→ Exercise: Filter the records below and copy every line containing the word "целых".

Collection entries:
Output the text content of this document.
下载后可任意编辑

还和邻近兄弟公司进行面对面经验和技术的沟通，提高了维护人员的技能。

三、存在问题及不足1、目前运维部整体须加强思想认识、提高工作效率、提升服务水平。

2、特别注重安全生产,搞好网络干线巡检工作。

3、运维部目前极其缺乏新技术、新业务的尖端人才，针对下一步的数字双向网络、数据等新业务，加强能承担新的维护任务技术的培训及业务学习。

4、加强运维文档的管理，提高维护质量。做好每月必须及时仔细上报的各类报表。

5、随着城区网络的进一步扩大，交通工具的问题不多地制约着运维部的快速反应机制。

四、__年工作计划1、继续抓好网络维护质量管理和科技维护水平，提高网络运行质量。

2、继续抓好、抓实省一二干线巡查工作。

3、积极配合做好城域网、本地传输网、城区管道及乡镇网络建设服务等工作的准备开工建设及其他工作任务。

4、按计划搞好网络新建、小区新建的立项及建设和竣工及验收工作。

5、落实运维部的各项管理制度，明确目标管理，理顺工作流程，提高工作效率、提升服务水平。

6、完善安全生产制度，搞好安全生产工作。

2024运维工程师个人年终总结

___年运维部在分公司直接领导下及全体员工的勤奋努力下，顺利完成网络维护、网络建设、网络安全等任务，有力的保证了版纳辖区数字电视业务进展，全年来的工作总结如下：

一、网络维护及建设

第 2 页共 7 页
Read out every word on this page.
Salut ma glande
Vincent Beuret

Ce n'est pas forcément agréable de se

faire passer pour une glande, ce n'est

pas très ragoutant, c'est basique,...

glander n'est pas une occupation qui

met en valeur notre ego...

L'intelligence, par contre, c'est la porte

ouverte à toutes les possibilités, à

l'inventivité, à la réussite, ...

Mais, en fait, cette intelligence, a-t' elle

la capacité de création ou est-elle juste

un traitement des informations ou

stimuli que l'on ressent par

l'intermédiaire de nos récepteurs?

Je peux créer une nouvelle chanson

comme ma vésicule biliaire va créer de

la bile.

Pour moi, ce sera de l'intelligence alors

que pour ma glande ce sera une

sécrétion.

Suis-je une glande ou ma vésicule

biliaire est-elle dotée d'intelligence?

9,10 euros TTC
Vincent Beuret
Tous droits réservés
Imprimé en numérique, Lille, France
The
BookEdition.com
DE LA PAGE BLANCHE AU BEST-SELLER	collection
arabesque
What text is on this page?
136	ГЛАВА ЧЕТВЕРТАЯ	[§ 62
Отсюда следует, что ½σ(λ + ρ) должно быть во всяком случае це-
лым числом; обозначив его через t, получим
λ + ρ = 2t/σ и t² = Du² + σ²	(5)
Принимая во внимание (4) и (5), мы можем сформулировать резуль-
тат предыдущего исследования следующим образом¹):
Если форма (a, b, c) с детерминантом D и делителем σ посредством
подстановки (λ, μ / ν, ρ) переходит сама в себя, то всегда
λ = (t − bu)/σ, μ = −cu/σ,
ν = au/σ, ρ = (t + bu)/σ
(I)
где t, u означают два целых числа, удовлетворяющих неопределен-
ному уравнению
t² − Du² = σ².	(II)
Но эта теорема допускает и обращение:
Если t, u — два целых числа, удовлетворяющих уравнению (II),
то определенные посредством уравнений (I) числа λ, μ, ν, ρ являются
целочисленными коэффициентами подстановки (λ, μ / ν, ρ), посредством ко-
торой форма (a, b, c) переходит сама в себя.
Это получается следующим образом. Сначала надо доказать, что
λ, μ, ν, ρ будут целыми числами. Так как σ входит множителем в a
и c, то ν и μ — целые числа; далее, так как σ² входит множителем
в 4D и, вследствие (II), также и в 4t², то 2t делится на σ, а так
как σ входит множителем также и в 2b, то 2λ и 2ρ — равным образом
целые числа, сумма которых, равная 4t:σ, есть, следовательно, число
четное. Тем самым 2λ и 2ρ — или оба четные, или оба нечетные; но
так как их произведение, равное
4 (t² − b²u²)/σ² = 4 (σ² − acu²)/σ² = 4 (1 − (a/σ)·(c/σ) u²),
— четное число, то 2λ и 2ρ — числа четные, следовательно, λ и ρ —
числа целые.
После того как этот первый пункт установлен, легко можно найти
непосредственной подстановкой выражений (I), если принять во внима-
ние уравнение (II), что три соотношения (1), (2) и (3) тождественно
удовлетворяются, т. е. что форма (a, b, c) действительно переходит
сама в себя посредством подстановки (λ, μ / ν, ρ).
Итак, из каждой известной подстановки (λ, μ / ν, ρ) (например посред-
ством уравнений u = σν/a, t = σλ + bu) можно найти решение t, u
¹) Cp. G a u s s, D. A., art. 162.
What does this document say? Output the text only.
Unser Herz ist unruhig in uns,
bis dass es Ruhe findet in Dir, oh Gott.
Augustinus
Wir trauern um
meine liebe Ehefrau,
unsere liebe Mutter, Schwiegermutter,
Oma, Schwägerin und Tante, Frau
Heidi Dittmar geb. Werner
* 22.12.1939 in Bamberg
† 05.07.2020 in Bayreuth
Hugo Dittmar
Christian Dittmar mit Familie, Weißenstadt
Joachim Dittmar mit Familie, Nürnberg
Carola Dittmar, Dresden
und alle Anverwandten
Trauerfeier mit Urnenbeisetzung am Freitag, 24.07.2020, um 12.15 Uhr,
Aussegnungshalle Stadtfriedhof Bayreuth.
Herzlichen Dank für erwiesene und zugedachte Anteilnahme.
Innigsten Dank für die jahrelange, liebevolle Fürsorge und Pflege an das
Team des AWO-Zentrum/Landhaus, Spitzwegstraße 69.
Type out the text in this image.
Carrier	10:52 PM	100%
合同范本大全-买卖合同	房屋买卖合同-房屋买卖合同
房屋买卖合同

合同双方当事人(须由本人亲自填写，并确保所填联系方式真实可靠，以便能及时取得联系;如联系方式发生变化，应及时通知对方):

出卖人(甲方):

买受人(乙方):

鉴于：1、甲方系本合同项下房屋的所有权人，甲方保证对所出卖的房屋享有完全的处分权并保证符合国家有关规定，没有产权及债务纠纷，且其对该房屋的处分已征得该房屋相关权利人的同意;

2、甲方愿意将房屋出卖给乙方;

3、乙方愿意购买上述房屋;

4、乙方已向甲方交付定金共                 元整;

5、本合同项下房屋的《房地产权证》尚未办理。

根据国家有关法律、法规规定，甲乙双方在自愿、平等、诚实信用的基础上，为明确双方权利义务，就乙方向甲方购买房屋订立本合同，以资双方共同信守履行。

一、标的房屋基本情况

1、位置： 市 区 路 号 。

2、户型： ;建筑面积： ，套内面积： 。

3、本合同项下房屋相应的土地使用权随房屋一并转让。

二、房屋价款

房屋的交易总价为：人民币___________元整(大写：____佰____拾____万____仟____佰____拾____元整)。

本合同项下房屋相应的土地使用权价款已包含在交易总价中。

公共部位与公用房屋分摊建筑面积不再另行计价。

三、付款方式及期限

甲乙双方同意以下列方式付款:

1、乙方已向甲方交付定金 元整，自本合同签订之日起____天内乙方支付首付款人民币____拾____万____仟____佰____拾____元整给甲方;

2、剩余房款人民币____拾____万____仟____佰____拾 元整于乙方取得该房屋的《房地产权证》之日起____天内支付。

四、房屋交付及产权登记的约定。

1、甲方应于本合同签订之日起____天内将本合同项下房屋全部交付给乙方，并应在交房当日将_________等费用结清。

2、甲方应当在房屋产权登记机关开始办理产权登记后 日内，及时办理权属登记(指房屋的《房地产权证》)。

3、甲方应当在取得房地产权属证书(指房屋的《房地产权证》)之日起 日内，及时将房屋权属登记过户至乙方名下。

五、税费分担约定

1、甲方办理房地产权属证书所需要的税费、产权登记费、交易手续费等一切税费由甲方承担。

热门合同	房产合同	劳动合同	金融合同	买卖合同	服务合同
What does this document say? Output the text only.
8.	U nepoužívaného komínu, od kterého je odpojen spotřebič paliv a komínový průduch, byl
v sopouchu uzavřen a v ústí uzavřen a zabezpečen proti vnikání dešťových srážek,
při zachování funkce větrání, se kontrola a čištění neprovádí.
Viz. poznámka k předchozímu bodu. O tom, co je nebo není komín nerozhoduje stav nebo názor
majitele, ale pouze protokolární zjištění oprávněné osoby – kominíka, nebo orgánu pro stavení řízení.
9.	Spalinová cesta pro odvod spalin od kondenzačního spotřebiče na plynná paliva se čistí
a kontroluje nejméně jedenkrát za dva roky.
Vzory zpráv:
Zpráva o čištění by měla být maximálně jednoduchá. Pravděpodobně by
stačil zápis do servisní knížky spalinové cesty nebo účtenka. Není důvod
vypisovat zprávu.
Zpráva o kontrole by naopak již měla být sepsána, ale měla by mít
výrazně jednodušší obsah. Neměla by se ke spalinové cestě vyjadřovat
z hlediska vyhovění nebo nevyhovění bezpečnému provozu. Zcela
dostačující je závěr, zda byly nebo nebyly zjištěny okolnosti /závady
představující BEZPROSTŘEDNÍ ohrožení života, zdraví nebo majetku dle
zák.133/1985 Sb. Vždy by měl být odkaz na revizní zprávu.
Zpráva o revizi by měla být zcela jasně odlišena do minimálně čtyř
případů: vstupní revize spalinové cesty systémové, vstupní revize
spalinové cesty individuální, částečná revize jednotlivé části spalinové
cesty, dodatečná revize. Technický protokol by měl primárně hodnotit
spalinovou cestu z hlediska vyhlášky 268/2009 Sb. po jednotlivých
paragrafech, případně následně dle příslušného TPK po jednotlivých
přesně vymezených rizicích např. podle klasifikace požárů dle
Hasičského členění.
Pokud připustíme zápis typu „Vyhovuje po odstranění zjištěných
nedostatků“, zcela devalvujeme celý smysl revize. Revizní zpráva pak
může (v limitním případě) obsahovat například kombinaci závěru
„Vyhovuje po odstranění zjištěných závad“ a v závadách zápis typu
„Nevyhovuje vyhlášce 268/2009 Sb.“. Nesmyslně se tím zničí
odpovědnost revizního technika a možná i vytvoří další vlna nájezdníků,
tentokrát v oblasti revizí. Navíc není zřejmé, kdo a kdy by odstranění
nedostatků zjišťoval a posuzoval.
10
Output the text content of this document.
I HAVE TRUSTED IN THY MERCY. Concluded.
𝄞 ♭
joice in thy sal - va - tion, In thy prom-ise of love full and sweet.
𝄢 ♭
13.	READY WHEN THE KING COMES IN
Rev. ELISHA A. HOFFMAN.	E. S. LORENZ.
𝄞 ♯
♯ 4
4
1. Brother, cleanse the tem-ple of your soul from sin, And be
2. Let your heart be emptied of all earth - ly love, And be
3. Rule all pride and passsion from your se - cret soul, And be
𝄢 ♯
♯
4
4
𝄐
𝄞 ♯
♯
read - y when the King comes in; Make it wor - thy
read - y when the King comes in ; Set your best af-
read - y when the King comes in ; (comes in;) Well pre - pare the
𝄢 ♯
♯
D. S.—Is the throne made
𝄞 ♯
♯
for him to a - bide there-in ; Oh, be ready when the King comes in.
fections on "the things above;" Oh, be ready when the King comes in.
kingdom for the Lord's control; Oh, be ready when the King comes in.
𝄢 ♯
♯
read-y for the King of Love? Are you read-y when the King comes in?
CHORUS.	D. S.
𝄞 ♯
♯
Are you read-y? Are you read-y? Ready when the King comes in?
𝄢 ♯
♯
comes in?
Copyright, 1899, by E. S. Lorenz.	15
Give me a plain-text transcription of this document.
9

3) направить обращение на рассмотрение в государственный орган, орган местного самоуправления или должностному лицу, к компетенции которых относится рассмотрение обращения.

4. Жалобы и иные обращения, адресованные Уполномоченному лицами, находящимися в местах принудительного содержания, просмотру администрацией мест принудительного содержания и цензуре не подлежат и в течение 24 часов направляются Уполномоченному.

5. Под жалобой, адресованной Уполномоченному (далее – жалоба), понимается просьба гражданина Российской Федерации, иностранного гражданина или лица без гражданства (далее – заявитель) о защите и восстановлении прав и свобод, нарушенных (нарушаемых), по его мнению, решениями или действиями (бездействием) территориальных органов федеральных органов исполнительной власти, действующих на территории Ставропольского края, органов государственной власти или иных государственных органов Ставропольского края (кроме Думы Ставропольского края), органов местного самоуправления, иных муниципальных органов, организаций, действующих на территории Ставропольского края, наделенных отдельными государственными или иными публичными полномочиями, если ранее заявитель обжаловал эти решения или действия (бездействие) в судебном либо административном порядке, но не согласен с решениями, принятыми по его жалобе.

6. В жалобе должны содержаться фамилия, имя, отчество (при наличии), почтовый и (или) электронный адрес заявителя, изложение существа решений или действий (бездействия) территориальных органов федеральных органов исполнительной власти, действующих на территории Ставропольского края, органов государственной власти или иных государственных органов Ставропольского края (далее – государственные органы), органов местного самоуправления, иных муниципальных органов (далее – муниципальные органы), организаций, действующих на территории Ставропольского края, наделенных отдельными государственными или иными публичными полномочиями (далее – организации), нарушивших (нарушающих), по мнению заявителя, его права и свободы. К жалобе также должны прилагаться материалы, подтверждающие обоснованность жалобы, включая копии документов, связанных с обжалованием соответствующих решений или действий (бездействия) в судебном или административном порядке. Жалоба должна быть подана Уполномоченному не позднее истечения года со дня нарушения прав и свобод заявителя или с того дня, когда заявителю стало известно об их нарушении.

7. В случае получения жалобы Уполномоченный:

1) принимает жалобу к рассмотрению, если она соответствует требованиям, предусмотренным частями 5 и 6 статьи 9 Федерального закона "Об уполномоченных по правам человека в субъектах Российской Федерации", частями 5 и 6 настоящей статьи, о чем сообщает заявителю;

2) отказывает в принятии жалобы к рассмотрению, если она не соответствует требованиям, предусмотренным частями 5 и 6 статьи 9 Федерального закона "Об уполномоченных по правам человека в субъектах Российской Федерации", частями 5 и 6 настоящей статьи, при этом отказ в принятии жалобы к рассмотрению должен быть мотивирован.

→ Correct answer:
где t, u означают два целых числа, удовлетворяющих неопределен-
Если t, u — два целых числа, удовлетворяющих уравнению (II),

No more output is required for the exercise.